[Dataset items]
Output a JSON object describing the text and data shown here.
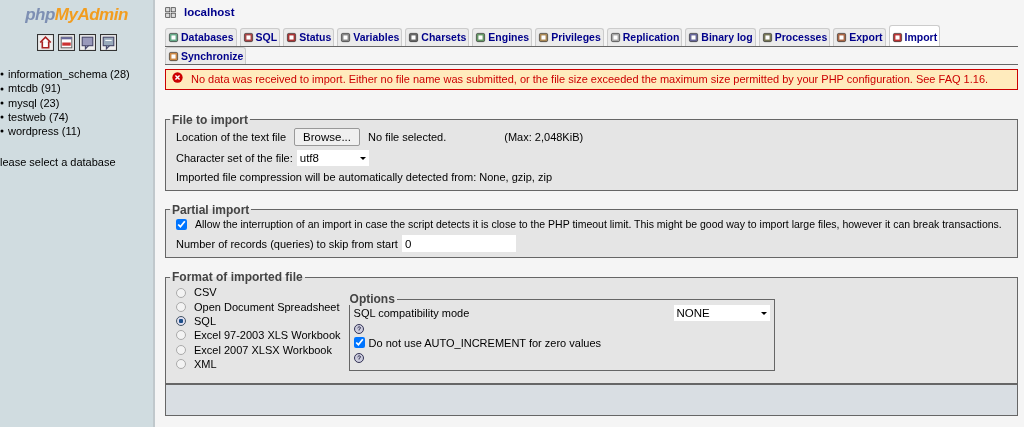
{
  "logo": {
    "part1": "php",
    "part2": "MyAdmin"
  },
  "databases": [
    "information_schema (28)",
    "mtcdb (91)",
    "mysql (23)",
    "testweb (74)",
    "wordpress (11)"
  ],
  "sidebar_hint": "lease select a database",
  "server": "localhost",
  "tabs": [
    {
      "label": "Databases",
      "selected": false
    },
    {
      "label": "SQL",
      "selected": false
    },
    {
      "label": "Status",
      "selected": false
    },
    {
      "label": "Variables",
      "selected": false
    },
    {
      "label": "Charsets",
      "selected": false
    },
    {
      "label": "Engines",
      "selected": false
    },
    {
      "label": "Privileges",
      "selected": false
    },
    {
      "label": "Replication",
      "selected": false
    },
    {
      "label": "Binary log",
      "selected": false
    },
    {
      "label": "Processes",
      "selected": false
    },
    {
      "label": "Export",
      "selected": false
    },
    {
      "label": "Import",
      "selected": true
    },
    {
      "label": "Synchronize",
      "selected": false
    }
  ],
  "error": {
    "text": "No data was received to import. Either no file name was submitted, or the file size exceeded the maximum size permitted by your PHP configuration. See",
    "link": "FAQ 1.16",
    "suffix": "."
  },
  "file_to_import": {
    "legend": "File to import",
    "location_label": "Location of the text file",
    "browse_button": "Browse...",
    "file_status": "No file selected.",
    "max": "(Max: 2,048KiB)",
    "charset_label": "Character set of the file:",
    "charset_value": "utf8",
    "compression_note": "Imported file compression will be automatically detected from: None, gzip, zip"
  },
  "partial_import": {
    "legend": "Partial import",
    "allow_interrupt": {
      "label": "Allow the interruption of an import in case the script detects it is close to the PHP timeout limit. This might be good way to import large files, however it can break transactions.",
      "checked": true
    },
    "skip_label": "Number of records (queries) to skip from start",
    "skip_value": "0"
  },
  "format": {
    "legend": "Format of imported file",
    "formats": [
      {
        "label": "CSV",
        "selected": false
      },
      {
        "label": "Open Document Spreadsheet",
        "selected": false
      },
      {
        "label": "SQL",
        "selected": true
      },
      {
        "label": "Excel 97-2003 XLS Workbook",
        "selected": false
      },
      {
        "label": "Excel 2007 XLSX Workbook",
        "selected": false
      },
      {
        "label": "XML",
        "selected": false
      }
    ],
    "options": {
      "legend": "Options",
      "compat_label": "SQL compatibility mode",
      "compat_value": "NONE",
      "no_auto_increment": {
        "label": "Do not use AUTO_INCREMENT for zero values",
        "checked": true
      }
    }
  }
}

== Given request ==
Pull out every line of the entries that includes the word "Workbook".

== Solved problem ==
        "label": "Excel 97-2003 XLS Workbook",
        "label": "Excel 2007 XLSX Workbook",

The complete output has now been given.